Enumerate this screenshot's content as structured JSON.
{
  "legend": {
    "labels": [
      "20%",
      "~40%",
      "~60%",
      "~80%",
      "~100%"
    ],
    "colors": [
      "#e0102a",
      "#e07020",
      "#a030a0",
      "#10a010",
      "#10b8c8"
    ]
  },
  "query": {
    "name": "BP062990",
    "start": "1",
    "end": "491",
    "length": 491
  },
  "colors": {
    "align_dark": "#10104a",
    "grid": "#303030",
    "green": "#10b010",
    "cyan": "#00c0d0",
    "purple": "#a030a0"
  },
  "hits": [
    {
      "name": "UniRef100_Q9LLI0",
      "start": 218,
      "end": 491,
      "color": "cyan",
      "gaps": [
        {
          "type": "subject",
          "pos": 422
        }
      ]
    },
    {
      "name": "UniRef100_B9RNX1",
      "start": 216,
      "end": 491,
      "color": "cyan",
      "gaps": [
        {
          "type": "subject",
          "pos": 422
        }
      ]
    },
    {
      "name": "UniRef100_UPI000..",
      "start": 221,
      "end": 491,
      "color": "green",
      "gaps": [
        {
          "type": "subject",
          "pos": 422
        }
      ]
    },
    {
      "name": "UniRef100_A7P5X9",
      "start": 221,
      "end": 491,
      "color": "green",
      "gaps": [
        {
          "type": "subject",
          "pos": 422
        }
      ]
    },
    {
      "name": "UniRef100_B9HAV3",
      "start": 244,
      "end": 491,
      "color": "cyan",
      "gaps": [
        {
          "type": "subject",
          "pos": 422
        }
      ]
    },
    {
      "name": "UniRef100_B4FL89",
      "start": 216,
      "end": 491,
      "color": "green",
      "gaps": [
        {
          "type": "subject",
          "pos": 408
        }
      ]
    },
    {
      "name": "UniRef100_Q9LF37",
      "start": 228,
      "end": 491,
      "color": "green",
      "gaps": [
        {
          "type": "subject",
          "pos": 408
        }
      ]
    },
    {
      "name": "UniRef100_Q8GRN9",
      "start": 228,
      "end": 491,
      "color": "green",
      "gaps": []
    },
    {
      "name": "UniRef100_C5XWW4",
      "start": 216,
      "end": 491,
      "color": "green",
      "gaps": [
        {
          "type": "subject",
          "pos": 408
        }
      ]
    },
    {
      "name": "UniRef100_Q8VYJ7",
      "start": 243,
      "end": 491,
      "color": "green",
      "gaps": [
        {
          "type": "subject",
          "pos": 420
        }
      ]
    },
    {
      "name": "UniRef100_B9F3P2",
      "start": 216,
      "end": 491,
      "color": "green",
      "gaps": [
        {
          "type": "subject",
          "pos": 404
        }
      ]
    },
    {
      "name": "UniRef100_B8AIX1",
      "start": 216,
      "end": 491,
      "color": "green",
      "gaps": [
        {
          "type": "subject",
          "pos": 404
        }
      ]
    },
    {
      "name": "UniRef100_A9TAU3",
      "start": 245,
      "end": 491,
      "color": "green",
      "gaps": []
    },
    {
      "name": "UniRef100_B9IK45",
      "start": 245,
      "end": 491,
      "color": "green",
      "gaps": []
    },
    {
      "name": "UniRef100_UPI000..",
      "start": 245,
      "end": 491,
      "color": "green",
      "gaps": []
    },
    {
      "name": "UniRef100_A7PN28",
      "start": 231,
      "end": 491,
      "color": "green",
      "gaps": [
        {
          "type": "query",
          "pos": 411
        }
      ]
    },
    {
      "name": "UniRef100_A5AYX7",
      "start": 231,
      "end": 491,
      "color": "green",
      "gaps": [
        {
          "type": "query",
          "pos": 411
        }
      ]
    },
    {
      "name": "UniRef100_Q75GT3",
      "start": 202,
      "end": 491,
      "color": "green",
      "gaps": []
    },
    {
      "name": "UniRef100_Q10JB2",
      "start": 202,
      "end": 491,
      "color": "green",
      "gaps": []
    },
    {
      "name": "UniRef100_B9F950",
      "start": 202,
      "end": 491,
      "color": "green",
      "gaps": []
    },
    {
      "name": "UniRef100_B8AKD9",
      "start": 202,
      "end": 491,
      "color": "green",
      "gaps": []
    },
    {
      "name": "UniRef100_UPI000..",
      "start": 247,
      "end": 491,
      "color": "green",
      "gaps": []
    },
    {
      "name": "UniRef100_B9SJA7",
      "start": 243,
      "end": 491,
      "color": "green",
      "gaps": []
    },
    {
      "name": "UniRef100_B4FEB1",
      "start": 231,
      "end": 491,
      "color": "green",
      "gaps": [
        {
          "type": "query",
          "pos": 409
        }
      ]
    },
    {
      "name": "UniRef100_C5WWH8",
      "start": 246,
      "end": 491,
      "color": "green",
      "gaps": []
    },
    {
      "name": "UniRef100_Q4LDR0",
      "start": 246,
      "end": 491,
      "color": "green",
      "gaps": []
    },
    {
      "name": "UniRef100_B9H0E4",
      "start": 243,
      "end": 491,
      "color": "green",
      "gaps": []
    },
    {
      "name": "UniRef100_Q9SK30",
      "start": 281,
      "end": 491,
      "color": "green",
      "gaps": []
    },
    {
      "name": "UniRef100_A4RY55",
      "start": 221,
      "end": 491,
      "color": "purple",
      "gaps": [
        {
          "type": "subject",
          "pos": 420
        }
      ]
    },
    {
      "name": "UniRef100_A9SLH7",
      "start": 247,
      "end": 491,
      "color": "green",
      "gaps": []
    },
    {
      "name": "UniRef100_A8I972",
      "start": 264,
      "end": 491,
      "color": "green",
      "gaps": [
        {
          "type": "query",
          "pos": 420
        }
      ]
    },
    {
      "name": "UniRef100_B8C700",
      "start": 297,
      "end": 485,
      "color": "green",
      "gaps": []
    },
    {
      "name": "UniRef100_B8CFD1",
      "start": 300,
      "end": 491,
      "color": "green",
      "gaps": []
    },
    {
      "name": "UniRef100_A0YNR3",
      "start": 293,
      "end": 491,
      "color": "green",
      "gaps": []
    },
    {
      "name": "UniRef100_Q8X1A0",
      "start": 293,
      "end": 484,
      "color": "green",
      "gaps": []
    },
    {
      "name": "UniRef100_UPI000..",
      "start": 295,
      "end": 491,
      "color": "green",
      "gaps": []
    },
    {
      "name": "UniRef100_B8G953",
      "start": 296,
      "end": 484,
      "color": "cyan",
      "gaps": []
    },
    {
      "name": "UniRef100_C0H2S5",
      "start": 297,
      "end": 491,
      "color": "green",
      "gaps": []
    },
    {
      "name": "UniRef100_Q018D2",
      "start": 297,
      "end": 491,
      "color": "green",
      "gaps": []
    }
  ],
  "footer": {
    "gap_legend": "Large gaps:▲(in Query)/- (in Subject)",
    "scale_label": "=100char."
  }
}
________________________________________
### Set task
Extract every entry above as it appears.

### Task response
Enumerate this screenshot's content as structured JSON.
{
  "legend": {
    "labels": [
      "20%",
      "~40%",
      "~60%",
      "~80%",
      "~100%"
    ],
    "colors": [
      "#e0102a",
      "#e07020",
      "#a030a0",
      "#10a010",
      "#10b8c8"
    ]
  },
  "query": {
    "name": "BP062990",
    "start": "1",
    "end": "491",
    "length": 491
  },
  "colors": {
    "align_dark": "#10104a",
    "grid": "#303030",
    "green": "#10b010",
    "cyan": "#00c0d0",
    "purple": "#a030a0"
  },
  "hits": [
    {
      "name": "UniRef100_Q9LLI0",
      "start": 218,
      "end": 491,
      "color": "cyan",
      "gaps": [
        {
          "type": "subject",
          "pos": 422
        }
      ]
    },
    {
      "name": "UniRef100_B9RNX1",
      "start": 216,
      "end": 491,
      "color": "cyan",
      "gaps": [
        {
          "type": "subject",
          "pos": 422
        }
      ]
    },
    {
      "name": "UniRef100_UPI000..",
      "start": 221,
      "end": 491,
      "color": "green",
      "gaps": [
        {
          "type": "subject",
          "pos": 422
        }
      ]
    },
    {
      "name": "UniRef100_A7P5X9",
      "start": 221,
      "end": 491,
      "color": "green",
      "gaps": [
        {
          "type": "subject",
          "pos": 422
        }
      ]
    },
    {
      "name": "UniRef100_B9HAV3",
      "start": 244,
      "end": 491,
      "color": "cyan",
      "gaps": [
        {
          "type": "subject",
          "pos": 422
        }
      ]
    },
    {
      "name": "UniRef100_B4FL89",
      "start": 216,
      "end": 491,
      "color": "green",
      "gaps": [
        {
          "type": "subject",
          "pos": 408
        }
      ]
    },
    {
      "name": "UniRef100_Q9LF37",
      "start": 228,
      "end": 491,
      "color": "green",
      "gaps": [
        {
          "type": "subject",
          "pos": 408
        }
      ]
    },
    {
      "name": "UniRef100_Q8GRN9",
      "start": 228,
      "end": 491,
      "color": "green",
      "gaps": []
    },
    {
      "name": "UniRef100_C5XWW4",
      "start": 216,
      "end": 491,
      "color": "green",
      "gaps": [
        {
          "type": "subject",
          "pos": 408
        }
      ]
    },
    {
      "name": "UniRef100_Q8VYJ7",
      "start": 243,
      "end": 491,
      "color": "green",
      "gaps": [
        {
          "type": "subject",
          "pos": 420
        }
      ]
    },
    {
      "name": "UniRef100_B9F3P2",
      "start": 216,
      "end": 491,
      "color": "green",
      "gaps": [
        {
          "type": "subject",
          "pos": 404
        }
      ]
    },
    {
      "name": "UniRef100_B8AIX1",
      "start": 216,
      "end": 491,
      "color": "green",
      "gaps": [
        {
          "type": "subject",
          "pos": 404
        }
      ]
    },
    {
      "name": "UniRef100_A9TAU3",
      "start": 245,
      "end": 491,
      "color": "green",
      "gaps": []
    },
    {
      "name": "UniRef100_B9IK45",
      "start": 245,
      "end": 491,
      "color": "green",
      "gaps": []
    },
    {
      "name": "UniRef100_UPI000..",
      "start": 245,
      "end": 491,
      "color": "green",
      "gaps": []
    },
    {
      "name": "UniRef100_A7PN28",
      "start": 231,
      "end": 491,
      "color": "green",
      "gaps": [
        {
          "type": "query",
          "pos": 411
        }
      ]
    },
    {
      "name": "UniRef100_A5AYX7",
      "start": 231,
      "end": 491,
      "color": "green",
      "gaps": [
        {
          "type": "query",
          "pos": 411
        }
      ]
    },
    {
      "name": "UniRef100_Q75GT3",
      "start": 202,
      "end": 491,
      "color": "green",
      "gaps": []
    },
    {
      "name": "UniRef100_Q10JB2",
      "start": 202,
      "end": 491,
      "color": "green",
      "gaps": []
    },
    {
      "name": "UniRef100_B9F950",
      "start": 202,
      "end": 491,
      "color": "green",
      "gaps": []
    },
    {
      "name": "UniRef100_B8AKD9",
      "start": 202,
      "end": 491,
      "color": "green",
      "gaps": []
    },
    {
      "name": "UniRef100_UPI000..",
      "start": 247,
      "end": 491,
      "color": "green",
      "gaps": []
    },
    {
      "name": "UniRef100_B9SJA7",
      "start": 243,
      "end": 491,
      "color": "green",
      "gaps": []
    },
    {
      "name": "UniRef100_B4FEB1",
      "start": 231,
      "end": 491,
      "color": "green",
      "gaps": [
        {
          "type": "query",
          "pos": 409
        }
      ]
    },
    {
      "name": "UniRef100_C5WWH8",
      "start": 246,
      "end": 491,
      "color": "green",
      "gaps": []
    },
    {
      "name": "UniRef100_Q4LDR0",
      "start": 246,
      "end": 491,
      "color": "green",
      "gaps": []
    },
    {
      "name": "UniRef100_B9H0E4",
      "start": 243,
      "end": 491,
      "color": "green",
      "gaps": []
    },
    {
      "name": "UniRef100_Q9SK30",
      "start": 281,
      "end": 491,
      "color": "green",
      "gaps": []
    },
    {
      "name": "UniRef100_A4RY55",
      "start": 221,
      "end": 491,
      "color": "purple",
      "gaps": [
        {
          "type": "subject",
          "pos": 420
        }
      ]
    },
    {
      "name": "UniRef100_A9SLH7",
      "start": 247,
      "end": 491,
      "color": "green",
      "gaps": []
    },
    {
      "name": "UniRef100_A8I972",
      "start": 264,
      "end": 491,
      "color": "green",
      "gaps": [
        {
          "type": "query",
          "pos": 420
        }
      ]
    },
    {
      "name": "UniRef100_B8C700",
      "start": 297,
      "end": 485,
      "color": "green",
      "gaps": []
    },
    {
      "name": "UniRef100_B8CFD1",
      "start": 300,
      "end": 491,
      "color": "green",
      "gaps": []
    },
    {
      "name": "UniRef100_A0YNR3",
      "start": 293,
      "end": 491,
      "color": "green",
      "gaps": []
    },
    {
      "name": "UniRef100_Q8X1A0",
      "start": 293,
      "end": 484,
      "color": "green",
      "gaps": []
    },
    {
      "name": "UniRef100_UPI000..",
      "start": 295,
      "end": 491,
      "color": "green",
      "gaps": []
    },
    {
      "name": "UniRef100_B8G953",
      "start": 296,
      "end": 484,
      "color": "cyan",
      "gaps": []
    },
    {
      "name": "UniRef100_C0H2S5",
      "start": 297,
      "end": 491,
      "color": "green",
      "gaps": []
    },
    {
      "name": "UniRef100_Q018D2",
      "start": 297,
      "end": 491,
      "color": "green",
      "gaps": []
    }
  ],
  "footer": {
    "gap_legend": "Large gaps:▲(in Query)/- (in Subject)",
    "scale_label": "=100char."
  }
}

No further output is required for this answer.